[Excerpt from a dataset]

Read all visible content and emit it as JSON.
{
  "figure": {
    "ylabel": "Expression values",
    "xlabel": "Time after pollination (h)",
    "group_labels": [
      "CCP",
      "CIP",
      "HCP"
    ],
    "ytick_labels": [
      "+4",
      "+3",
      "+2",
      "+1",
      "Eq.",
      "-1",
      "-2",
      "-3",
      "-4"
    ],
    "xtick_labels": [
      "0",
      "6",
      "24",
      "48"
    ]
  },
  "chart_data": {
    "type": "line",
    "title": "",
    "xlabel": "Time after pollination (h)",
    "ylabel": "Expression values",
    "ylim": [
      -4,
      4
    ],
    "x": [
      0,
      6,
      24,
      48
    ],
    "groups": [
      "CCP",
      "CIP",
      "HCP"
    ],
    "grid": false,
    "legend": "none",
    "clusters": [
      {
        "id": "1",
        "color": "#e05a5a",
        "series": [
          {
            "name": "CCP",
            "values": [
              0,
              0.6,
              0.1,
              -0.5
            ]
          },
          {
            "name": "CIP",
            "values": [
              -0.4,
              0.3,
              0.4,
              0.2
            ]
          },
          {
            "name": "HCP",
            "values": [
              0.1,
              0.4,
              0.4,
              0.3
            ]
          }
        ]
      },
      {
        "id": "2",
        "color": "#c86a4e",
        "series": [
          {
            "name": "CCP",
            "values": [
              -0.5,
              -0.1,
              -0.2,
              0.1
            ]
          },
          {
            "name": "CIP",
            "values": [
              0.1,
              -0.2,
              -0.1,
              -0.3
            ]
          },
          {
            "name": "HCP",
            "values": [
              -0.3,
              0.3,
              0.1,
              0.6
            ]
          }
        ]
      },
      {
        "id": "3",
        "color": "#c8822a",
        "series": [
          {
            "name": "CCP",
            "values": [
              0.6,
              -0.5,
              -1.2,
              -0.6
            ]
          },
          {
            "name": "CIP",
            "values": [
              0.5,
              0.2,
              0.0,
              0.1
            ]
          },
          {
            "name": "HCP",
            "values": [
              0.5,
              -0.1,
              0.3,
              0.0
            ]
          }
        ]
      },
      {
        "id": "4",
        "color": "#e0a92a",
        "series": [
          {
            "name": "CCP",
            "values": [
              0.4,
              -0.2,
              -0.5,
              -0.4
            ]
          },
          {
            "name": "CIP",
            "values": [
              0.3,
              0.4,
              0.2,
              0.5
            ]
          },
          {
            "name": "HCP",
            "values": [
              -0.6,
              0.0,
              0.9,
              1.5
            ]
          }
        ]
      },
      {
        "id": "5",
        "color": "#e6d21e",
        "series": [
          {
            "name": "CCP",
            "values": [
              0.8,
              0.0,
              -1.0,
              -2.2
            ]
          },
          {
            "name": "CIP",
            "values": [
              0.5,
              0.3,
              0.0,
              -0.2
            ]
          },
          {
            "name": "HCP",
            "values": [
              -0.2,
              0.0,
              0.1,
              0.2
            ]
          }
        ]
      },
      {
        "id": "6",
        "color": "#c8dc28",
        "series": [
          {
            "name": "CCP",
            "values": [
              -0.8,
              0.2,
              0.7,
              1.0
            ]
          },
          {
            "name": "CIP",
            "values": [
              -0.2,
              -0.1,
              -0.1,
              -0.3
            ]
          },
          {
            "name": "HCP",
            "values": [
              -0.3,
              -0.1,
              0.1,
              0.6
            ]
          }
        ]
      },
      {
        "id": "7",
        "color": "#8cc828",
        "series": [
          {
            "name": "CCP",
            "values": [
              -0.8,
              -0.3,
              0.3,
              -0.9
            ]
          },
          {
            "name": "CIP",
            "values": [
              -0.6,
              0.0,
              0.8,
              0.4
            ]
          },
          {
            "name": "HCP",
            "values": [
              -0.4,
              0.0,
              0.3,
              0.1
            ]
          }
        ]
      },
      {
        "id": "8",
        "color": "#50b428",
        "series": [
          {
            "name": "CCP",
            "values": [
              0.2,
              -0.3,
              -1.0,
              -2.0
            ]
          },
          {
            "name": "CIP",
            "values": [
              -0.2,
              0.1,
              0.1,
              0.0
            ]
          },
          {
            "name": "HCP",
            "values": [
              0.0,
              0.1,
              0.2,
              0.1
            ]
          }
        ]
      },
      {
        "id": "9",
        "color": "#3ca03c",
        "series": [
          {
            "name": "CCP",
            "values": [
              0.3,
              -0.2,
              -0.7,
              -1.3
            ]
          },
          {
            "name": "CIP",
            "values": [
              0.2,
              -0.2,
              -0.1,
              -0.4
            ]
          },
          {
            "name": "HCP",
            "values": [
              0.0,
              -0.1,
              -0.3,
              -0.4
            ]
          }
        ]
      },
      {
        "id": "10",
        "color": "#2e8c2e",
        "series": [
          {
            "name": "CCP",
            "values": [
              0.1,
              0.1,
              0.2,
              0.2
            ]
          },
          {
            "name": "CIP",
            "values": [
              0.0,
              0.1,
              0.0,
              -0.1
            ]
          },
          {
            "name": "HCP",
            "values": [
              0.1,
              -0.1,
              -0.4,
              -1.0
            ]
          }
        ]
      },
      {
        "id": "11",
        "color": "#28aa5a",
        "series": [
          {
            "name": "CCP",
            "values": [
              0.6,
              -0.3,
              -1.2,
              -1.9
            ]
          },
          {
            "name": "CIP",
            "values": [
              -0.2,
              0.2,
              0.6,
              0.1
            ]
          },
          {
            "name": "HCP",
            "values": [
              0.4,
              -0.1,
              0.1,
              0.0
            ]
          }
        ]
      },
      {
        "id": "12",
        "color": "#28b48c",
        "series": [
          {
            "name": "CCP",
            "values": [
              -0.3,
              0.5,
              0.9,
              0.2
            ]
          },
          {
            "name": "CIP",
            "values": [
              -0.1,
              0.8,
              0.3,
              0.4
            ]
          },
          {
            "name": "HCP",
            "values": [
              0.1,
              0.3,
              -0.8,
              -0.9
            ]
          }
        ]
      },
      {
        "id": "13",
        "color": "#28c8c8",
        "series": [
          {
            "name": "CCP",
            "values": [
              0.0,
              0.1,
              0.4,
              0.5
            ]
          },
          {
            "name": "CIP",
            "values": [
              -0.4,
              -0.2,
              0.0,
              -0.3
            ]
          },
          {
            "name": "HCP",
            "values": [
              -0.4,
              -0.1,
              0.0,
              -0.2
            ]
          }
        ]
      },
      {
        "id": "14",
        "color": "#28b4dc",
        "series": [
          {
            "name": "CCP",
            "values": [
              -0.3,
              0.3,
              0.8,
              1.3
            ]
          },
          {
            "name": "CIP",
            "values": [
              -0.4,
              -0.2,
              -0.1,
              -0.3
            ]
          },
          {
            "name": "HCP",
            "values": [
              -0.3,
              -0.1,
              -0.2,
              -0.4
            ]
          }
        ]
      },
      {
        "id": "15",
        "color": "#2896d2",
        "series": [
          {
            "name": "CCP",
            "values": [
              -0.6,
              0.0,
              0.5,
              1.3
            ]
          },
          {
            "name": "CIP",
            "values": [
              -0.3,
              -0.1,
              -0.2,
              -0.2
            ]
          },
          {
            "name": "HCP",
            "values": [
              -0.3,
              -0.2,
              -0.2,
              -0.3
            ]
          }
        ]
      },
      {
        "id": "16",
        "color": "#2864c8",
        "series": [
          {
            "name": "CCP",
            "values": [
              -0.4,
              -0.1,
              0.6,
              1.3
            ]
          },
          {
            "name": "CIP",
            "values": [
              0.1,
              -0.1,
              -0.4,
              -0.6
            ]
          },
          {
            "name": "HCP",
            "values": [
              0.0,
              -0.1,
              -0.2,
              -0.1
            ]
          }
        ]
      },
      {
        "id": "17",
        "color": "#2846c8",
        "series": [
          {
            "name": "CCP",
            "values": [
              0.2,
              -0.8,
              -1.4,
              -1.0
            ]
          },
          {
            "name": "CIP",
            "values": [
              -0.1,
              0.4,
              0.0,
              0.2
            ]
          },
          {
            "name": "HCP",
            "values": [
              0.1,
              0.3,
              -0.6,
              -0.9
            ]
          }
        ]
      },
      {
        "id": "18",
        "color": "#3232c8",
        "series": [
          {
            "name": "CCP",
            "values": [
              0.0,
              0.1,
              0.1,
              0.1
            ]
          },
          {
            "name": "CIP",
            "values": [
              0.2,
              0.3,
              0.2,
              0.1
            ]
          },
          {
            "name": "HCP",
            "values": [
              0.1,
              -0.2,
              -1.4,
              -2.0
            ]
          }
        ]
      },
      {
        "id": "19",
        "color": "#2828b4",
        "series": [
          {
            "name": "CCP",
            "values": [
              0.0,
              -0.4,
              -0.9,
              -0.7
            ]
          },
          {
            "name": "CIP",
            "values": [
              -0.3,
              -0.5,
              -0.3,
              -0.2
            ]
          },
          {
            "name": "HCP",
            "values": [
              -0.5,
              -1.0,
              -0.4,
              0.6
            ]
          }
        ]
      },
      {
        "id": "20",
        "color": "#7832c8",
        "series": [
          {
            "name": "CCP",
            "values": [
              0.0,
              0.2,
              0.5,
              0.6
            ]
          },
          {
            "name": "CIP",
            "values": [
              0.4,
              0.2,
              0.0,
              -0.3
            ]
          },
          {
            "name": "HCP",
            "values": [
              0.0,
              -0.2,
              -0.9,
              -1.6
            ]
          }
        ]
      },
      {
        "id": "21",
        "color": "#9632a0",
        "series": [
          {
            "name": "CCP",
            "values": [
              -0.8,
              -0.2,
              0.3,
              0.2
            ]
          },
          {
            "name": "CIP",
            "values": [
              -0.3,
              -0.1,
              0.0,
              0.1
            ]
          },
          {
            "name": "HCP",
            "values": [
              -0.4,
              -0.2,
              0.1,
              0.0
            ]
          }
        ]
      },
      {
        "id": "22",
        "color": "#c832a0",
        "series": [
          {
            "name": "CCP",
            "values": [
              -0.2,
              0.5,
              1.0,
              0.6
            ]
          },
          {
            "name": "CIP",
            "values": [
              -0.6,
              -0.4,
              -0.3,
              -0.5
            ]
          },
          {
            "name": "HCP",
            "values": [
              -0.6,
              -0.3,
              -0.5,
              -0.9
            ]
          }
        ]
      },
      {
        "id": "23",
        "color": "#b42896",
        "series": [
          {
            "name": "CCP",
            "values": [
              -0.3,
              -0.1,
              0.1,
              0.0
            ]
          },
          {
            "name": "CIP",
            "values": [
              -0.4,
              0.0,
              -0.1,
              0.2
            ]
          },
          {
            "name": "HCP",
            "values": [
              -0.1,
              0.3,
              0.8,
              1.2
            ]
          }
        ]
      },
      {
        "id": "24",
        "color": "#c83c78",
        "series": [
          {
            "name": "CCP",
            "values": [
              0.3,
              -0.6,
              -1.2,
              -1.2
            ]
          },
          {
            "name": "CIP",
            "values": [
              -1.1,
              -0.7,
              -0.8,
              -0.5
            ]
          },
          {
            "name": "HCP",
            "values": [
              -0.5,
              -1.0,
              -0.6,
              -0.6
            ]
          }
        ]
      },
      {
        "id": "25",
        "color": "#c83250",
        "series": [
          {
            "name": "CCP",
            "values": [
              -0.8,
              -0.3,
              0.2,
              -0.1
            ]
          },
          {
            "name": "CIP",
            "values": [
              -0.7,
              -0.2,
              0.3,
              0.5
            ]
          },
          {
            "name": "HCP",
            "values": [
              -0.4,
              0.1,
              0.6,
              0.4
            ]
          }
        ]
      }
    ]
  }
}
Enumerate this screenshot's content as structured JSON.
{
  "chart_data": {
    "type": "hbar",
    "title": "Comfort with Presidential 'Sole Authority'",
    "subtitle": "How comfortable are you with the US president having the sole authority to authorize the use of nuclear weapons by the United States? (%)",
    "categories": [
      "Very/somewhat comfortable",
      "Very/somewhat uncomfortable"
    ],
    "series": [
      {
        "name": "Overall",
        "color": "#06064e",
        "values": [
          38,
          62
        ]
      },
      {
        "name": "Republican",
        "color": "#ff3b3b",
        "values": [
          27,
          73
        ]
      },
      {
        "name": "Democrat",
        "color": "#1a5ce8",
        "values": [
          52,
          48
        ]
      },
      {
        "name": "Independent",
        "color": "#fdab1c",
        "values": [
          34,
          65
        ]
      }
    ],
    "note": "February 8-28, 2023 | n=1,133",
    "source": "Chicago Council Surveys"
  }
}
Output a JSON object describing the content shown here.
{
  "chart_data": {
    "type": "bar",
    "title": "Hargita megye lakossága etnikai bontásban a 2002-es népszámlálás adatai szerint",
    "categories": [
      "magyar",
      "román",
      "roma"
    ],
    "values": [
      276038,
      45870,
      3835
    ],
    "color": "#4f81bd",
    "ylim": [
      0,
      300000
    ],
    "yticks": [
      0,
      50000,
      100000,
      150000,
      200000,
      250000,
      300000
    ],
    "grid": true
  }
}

▶ **Your goal**
The line containing "Output a JSON" marks the start; retype it and each line after it through the end of the records above, exactly.

▶ **Written solution**
Output a JSON object describing the content shown here.
{
  "chart_data": {
    "type": "bar",
    "title": "Hargita megye lakossága etnikai bontásban a 2002-es népszámlálás adatai szerint",
    "categories": [
      "magyar",
      "román",
      "roma"
    ],
    "values": [
      276038,
      45870,
      3835
    ],
    "color": "#4f81bd",
    "ylim": [
      0,
      300000
    ],
    "yticks": [
      0,
      50000,
      100000,
      150000,
      200000,
      250000,
      300000
    ],
    "grid": true
  }
}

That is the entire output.